Exercise task: Print all entries precisely as they are written.

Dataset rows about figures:
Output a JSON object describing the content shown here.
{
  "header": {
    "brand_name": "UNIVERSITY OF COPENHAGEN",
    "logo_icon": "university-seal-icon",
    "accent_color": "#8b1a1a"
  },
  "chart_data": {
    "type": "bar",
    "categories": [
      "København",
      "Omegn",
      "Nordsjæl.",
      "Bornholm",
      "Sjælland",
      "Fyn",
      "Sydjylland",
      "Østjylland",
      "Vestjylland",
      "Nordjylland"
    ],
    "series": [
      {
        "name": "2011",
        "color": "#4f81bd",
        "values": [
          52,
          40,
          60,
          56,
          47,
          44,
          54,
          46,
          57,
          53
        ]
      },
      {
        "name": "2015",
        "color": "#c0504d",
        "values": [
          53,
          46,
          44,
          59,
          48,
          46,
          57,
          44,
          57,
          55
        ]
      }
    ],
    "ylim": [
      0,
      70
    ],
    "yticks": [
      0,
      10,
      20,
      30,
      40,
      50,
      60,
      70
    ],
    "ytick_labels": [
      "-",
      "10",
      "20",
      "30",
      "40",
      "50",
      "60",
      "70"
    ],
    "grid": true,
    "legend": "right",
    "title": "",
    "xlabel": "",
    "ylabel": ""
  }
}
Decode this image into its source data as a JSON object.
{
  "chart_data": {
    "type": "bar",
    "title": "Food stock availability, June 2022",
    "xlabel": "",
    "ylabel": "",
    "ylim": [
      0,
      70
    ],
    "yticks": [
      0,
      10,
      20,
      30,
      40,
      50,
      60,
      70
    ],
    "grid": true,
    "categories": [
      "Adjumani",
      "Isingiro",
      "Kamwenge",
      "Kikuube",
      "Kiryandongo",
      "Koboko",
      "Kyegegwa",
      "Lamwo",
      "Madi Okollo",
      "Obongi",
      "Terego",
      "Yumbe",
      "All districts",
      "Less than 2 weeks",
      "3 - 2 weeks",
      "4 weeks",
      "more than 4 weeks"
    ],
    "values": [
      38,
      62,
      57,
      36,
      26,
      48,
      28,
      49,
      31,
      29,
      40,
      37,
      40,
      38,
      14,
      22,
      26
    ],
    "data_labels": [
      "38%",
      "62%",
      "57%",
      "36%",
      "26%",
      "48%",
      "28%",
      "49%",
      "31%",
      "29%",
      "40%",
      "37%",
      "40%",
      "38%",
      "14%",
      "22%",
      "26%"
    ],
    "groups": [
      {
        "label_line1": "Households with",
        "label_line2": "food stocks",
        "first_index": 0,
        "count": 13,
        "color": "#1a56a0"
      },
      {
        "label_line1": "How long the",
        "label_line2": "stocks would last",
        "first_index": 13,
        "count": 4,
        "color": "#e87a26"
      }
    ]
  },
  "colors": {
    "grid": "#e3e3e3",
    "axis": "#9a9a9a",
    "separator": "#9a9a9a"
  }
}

Solution below:
Output a JSON object describing the content shown here.
{
  "header": {
    "brand_name": "UNIVERSITY OF COPENHAGEN",
    "logo_icon": "university-seal-icon",
    "accent_color": "#8b1a1a"
  },
  "chart_data": {
    "type": "bar",
    "categories": [
      "København",
      "Omegn",
      "Nordsjæl.",
      "Bornholm",
      "Sjælland",
      "Fyn",
      "Sydjylland",
      "Østjylland",
      "Vestjylland",
      "Nordjylland"
    ],
    "series": [
      {
        "name": "2011",
        "color": "#4f81bd",
        "values": [
          52,
          40,
          60,
          56,
          47,
          44,
          54,
          46,
          57,
          53
        ]
      },
      {
        "name": "2015",
        "color": "#c0504d",
        "values": [
          53,
          46,
          44,
          59,
          48,
          46,
          57,
          44,
          57,
          55
        ]
      }
    ],
    "ylim": [
      0,
      70
    ],
    "yticks": [
      0,
      10,
      20,
      30,
      40,
      50,
      60,
      70
    ],
    "ytick_labels": [
      "-",
      "10",
      "20",
      "30",
      "40",
      "50",
      "60",
      "70"
    ],
    "grid": true,
    "legend": "right",
    "title": "",
    "xlabel": "",
    "ylabel": ""
  }
}
Decode this image into its source data as a JSON object.
{
  "chart_data": {
    "type": "bar",
    "title": "Food stock availability, June 2022",
    "xlabel": "",
    "ylabel": "",
    "ylim": [
      0,
      70
    ],
    "yticks": [
      0,
      10,
      20,
      30,
      40,
      50,
      60,
      70
    ],
    "grid": true,
    "categories": [
      "Adjumani",
      "Isingiro",
      "Kamwenge",
      "Kikuube",
      "Kiryandongo",
      "Koboko",
      "Kyegegwa",
      "Lamwo",
      "Madi Okollo",
      "Obongi",
      "Terego",
      "Yumbe",
      "All districts",
      "Less than 2 weeks",
      "3 - 2 weeks",
      "4 weeks",
      "more than 4 weeks"
    ],
    "values": [
      38,
      62,
      57,
      36,
      26,
      48,
      28,
      49,
      31,
      29,
      40,
      37,
      40,
      38,
      14,
      22,
      26
    ],
    "data_labels": [
      "38%",
      "62%",
      "57%",
      "36%",
      "26%",
      "48%",
      "28%",
      "49%",
      "31%",
      "29%",
      "40%",
      "37%",
      "40%",
      "38%",
      "14%",
      "22%",
      "26%"
    ],
    "groups": [
      {
        "label_line1": "Households with",
        "label_line2": "food stocks",
        "first_index": 0,
        "count": 13,
        "color": "#1a56a0"
      },
      {
        "label_line1": "How long the",
        "label_line2": "stocks would last",
        "first_index": 13,
        "count": 4,
        "color": "#e87a26"
      }
    ]
  },
  "colors": {
    "grid": "#e3e3e3",
    "axis": "#9a9a9a",
    "separator": "#9a9a9a"
  }
}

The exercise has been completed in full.